Stored items
------------------------------------

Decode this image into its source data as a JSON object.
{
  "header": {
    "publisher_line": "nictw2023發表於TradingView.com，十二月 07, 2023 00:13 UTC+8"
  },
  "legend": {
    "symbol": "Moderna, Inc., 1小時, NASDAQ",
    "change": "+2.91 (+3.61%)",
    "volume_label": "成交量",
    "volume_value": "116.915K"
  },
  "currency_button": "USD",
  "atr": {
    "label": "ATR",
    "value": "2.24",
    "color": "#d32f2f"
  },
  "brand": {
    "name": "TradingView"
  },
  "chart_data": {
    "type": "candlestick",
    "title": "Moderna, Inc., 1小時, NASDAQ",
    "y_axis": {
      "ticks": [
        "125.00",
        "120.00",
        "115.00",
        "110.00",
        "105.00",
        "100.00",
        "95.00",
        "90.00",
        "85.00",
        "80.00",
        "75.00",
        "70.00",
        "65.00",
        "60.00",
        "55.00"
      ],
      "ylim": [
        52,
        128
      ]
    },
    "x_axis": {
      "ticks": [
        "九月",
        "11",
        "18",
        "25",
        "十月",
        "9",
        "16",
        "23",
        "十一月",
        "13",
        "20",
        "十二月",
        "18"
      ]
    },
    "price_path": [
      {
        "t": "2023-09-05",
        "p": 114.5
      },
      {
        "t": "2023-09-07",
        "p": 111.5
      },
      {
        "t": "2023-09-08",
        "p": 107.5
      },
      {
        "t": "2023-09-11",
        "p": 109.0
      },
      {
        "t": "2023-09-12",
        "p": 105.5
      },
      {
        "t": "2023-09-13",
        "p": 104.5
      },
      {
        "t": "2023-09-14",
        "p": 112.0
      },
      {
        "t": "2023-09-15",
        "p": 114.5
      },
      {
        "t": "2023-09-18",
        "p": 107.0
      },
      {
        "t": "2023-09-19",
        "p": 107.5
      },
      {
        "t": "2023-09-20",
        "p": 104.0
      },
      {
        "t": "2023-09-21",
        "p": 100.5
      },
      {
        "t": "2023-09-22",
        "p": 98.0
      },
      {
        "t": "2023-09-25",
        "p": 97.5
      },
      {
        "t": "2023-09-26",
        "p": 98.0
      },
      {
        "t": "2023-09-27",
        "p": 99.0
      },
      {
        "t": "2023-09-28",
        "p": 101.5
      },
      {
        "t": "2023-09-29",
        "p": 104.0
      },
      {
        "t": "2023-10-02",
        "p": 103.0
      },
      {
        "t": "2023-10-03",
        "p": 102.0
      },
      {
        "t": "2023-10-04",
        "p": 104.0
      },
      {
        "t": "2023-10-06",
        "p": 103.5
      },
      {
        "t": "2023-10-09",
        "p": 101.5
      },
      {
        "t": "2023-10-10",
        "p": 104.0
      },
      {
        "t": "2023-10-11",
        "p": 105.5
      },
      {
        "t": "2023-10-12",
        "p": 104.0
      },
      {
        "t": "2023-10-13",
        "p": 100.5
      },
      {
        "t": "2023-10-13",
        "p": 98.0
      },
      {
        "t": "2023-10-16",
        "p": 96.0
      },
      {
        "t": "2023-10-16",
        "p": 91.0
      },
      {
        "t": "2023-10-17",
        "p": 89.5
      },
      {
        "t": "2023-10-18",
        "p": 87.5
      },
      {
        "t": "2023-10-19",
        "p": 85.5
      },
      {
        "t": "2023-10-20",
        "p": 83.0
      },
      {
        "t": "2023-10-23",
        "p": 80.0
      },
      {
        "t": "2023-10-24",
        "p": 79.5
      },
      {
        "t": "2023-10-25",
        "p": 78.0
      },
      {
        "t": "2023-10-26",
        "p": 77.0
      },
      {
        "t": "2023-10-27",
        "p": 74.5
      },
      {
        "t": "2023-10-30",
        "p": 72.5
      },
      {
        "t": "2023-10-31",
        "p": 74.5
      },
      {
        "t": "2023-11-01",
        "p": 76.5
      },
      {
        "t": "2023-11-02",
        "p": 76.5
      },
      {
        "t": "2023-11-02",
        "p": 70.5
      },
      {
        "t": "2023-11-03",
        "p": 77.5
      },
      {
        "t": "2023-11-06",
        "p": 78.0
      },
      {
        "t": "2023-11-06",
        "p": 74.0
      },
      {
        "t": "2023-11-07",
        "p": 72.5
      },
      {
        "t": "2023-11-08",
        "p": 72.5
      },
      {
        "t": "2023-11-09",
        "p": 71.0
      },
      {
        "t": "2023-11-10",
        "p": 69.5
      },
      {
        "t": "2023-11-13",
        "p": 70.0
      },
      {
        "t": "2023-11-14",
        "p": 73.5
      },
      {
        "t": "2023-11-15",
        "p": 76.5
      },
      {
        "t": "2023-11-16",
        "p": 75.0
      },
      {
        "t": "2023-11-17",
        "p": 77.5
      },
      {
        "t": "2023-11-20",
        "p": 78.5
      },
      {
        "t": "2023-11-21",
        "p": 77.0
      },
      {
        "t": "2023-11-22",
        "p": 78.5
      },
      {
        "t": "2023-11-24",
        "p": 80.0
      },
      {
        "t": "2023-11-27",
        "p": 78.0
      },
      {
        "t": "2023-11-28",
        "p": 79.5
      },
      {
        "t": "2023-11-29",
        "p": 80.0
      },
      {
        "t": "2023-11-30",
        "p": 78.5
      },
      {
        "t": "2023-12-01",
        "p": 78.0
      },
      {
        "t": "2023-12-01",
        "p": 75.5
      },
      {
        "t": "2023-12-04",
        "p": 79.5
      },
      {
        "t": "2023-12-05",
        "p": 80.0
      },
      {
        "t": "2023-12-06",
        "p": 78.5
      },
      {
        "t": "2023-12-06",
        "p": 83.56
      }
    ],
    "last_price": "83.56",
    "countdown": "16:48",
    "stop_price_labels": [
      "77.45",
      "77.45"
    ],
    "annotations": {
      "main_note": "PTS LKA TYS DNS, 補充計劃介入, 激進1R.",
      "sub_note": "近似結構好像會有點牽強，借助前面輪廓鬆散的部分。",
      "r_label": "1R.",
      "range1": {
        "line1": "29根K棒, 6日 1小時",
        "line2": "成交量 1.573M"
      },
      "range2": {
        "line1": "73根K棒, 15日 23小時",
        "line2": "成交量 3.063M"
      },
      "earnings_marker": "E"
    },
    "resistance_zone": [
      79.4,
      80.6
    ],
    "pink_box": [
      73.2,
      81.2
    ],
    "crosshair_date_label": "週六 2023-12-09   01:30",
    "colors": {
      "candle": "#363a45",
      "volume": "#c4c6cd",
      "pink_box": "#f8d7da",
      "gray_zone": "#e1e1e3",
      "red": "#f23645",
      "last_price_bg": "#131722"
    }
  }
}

------------------------------------

> **INSTRUCTIONS FOR THE TASK**
All of the material must be reproduced exactly.

> **THE OUTPUT**
Decode this image into its source data as a JSON object.
{
  "header": {
    "publisher_line": "nictw2023發表於TradingView.com，十二月 07, 2023 00:13 UTC+8"
  },
  "legend": {
    "symbol": "Moderna, Inc., 1小時, NASDAQ",
    "change": "+2.91 (+3.61%)",
    "volume_label": "成交量",
    "volume_value": "116.915K"
  },
  "currency_button": "USD",
  "atr": {
    "label": "ATR",
    "value": "2.24",
    "color": "#d32f2f"
  },
  "brand": {
    "name": "TradingView"
  },
  "chart_data": {
    "type": "candlestick",
    "title": "Moderna, Inc., 1小時, NASDAQ",
    "y_axis": {
      "ticks": [
        "125.00",
        "120.00",
        "115.00",
        "110.00",
        "105.00",
        "100.00",
        "95.00",
        "90.00",
        "85.00",
        "80.00",
        "75.00",
        "70.00",
        "65.00",
        "60.00",
        "55.00"
      ],
      "ylim": [
        52,
        128
      ]
    },
    "x_axis": {
      "ticks": [
        "九月",
        "11",
        "18",
        "25",
        "十月",
        "9",
        "16",
        "23",
        "十一月",
        "13",
        "20",
        "十二月",
        "18"
      ]
    },
    "price_path": [
      {
        "t": "2023-09-05",
        "p": 114.5
      },
      {
        "t": "2023-09-07",
        "p": 111.5
      },
      {
        "t": "2023-09-08",
        "p": 107.5
      },
      {
        "t": "2023-09-11",
        "p": 109.0
      },
      {
        "t": "2023-09-12",
        "p": 105.5
      },
      {
        "t": "2023-09-13",
        "p": 104.5
      },
      {
        "t": "2023-09-14",
        "p": 112.0
      },
      {
        "t": "2023-09-15",
        "p": 114.5
      },
      {
        "t": "2023-09-18",
        "p": 107.0
      },
      {
        "t": "2023-09-19",
        "p": 107.5
      },
      {
        "t": "2023-09-20",
        "p": 104.0
      },
      {
        "t": "2023-09-21",
        "p": 100.5
      },
      {
        "t": "2023-09-22",
        "p": 98.0
      },
      {
        "t": "2023-09-25",
        "p": 97.5
      },
      {
        "t": "2023-09-26",
        "p": 98.0
      },
      {
        "t": "2023-09-27",
        "p": 99.0
      },
      {
        "t": "2023-09-28",
        "p": 101.5
      },
      {
        "t": "2023-09-29",
        "p": 104.0
      },
      {
        "t": "2023-10-02",
        "p": 103.0
      },
      {
        "t": "2023-10-03",
        "p": 102.0
      },
      {
        "t": "2023-10-04",
        "p": 104.0
      },
      {
        "t": "2023-10-06",
        "p": 103.5
      },
      {
        "t": "2023-10-09",
        "p": 101.5
      },
      {
        "t": "2023-10-10",
        "p": 104.0
      },
      {
        "t": "2023-10-11",
        "p": 105.5
      },
      {
        "t": "2023-10-12",
        "p": 104.0
      },
      {
        "t": "2023-10-13",
        "p": 100.5
      },
      {
        "t": "2023-10-13",
        "p": 98.0
      },
      {
        "t": "2023-10-16",
        "p": 96.0
      },
      {
        "t": "2023-10-16",
        "p": 91.0
      },
      {
        "t": "2023-10-17",
        "p": 89.5
      },
      {
        "t": "2023-10-18",
        "p": 87.5
      },
      {
        "t": "2023-10-19",
        "p": 85.5
      },
      {
        "t": "2023-10-20",
        "p": 83.0
      },
      {
        "t": "2023-10-23",
        "p": 80.0
      },
      {
        "t": "2023-10-24",
        "p": 79.5
      },
      {
        "t": "2023-10-25",
        "p": 78.0
      },
      {
        "t": "2023-10-26",
        "p": 77.0
      },
      {
        "t": "2023-10-27",
        "p": 74.5
      },
      {
        "t": "2023-10-30",
        "p": 72.5
      },
      {
        "t": "2023-10-31",
        "p": 74.5
      },
      {
        "t": "2023-11-01",
        "p": 76.5
      },
      {
        "t": "2023-11-02",
        "p": 76.5
      },
      {
        "t": "2023-11-02",
        "p": 70.5
      },
      {
        "t": "2023-11-03",
        "p": 77.5
      },
      {
        "t": "2023-11-06",
        "p": 78.0
      },
      {
        "t": "2023-11-06",
        "p": 74.0
      },
      {
        "t": "2023-11-07",
        "p": 72.5
      },
      {
        "t": "2023-11-08",
        "p": 72.5
      },
      {
        "t": "2023-11-09",
        "p": 71.0
      },
      {
        "t": "2023-11-10",
        "p": 69.5
      },
      {
        "t": "2023-11-13",
        "p": 70.0
      },
      {
        "t": "2023-11-14",
        "p": 73.5
      },
      {
        "t": "2023-11-15",
        "p": 76.5
      },
      {
        "t": "2023-11-16",
        "p": 75.0
      },
      {
        "t": "2023-11-17",
        "p": 77.5
      },
      {
        "t": "2023-11-20",
        "p": 78.5
      },
      {
        "t": "2023-11-21",
        "p": 77.0
      },
      {
        "t": "2023-11-22",
        "p": 78.5
      },
      {
        "t": "2023-11-24",
        "p": 80.0
      },
      {
        "t": "2023-11-27",
        "p": 78.0
      },
      {
        "t": "2023-11-28",
        "p": 79.5
      },
      {
        "t": "2023-11-29",
        "p": 80.0
      },
      {
        "t": "2023-11-30",
        "p": 78.5
      },
      {
        "t": "2023-12-01",
        "p": 78.0
      },
      {
        "t": "2023-12-01",
        "p": 75.5
      },
      {
        "t": "2023-12-04",
        "p": 79.5
      },
      {
        "t": "2023-12-05",
        "p": 80.0
      },
      {
        "t": "2023-12-06",
        "p": 78.5
      },
      {
        "t": "2023-12-06",
        "p": 83.56
      }
    ],
    "last_price": "83.56",
    "countdown": "16:48",
    "stop_price_labels": [
      "77.45",
      "77.45"
    ],
    "annotations": {
      "main_note": "PTS LKA TYS DNS, 補充計劃介入, 激進1R.",
      "sub_note": "近似結構好像會有點牽強，借助前面輪廓鬆散的部分。",
      "r_label": "1R.",
      "range1": {
        "line1": "29根K棒, 6日 1小時",
        "line2": "成交量 1.573M"
      },
      "range2": {
        "line1": "73根K棒, 15日 23小時",
        "line2": "成交量 3.063M"
      },
      "earnings_marker": "E"
    },
    "resistance_zone": [
      79.4,
      80.6
    ],
    "pink_box": [
      73.2,
      81.2
    ],
    "crosshair_date_label": "週六 2023-12-09   01:30",
    "colors": {
      "candle": "#363a45",
      "volume": "#c4c6cd",
      "pink_box": "#f8d7da",
      "gray_zone": "#e1e1e3",
      "red": "#f23645",
      "last_price_bg": "#131722"
    }
  }
}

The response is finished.